Give the number of lines that hold the string "icon". Nothing else is needed.

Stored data
┄┄┄┄┄┄┄┄┄┄

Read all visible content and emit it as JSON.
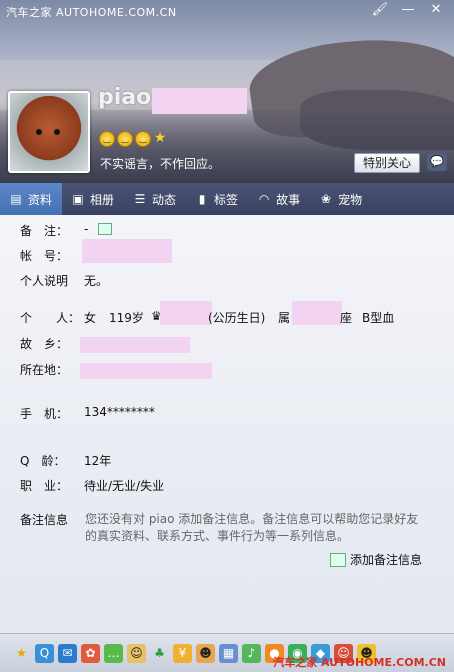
{
  "watermark_top": "汽车之家 AUTOHOME.COM.CN",
  "watermark_bottom": "汽车之家 AUTOHOME.COM.CN",
  "window_controls": [
    "paint-brush-icon",
    "minimize-icon",
    "close-icon"
  ],
  "profile": {
    "nickname": "piao",
    "signature": "不实谣言，不作回应。",
    "care_button": "特别关心",
    "message_button": "message-icon"
  },
  "tabs": [
    {
      "label": "资料",
      "icon": "profile-card-icon"
    },
    {
      "label": "相册",
      "icon": "photo-album-icon"
    },
    {
      "label": "动态",
      "icon": "feed-list-icon"
    },
    {
      "label": "标签",
      "icon": "bookmark-icon"
    },
    {
      "label": "故事",
      "icon": "rainbow-icon"
    },
    {
      "label": "宠物",
      "icon": "pet-icon"
    }
  ],
  "info": {
    "remark_label": "备　注：",
    "remark_value": "-",
    "account_label": "帐　号：",
    "personal_note_label": "个人说明",
    "personal_note_value": "无。",
    "person_label": "个　　人：",
    "gender": "女",
    "age": "119岁",
    "birthday_suffix": "(公历生日)",
    "zodiac_prefix": "属",
    "constellation_suffix": "座",
    "blood_type": "B型血",
    "hometown_label": "故　乡：",
    "location_label": "所在地：",
    "phone_label": "手　机：",
    "phone_value": "134********",
    "qage_label": "Q　龄：",
    "qage_value": "12年",
    "job_label": "职　业：",
    "job_value": "待业/无业/失业",
    "remark_info_label": "备注信息",
    "remark_info_text": "您还没有对 piao 添加备注信息。备注信息可以帮助您记录好友的真实资料、联系方式、事件行为等一系列信息。",
    "add_remark_button": "添加备注信息"
  },
  "accent": "#4271b3"
}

┄┄┄┄┄┄┄┄┄┄

▶ [COMPLETE OUTPUT] 10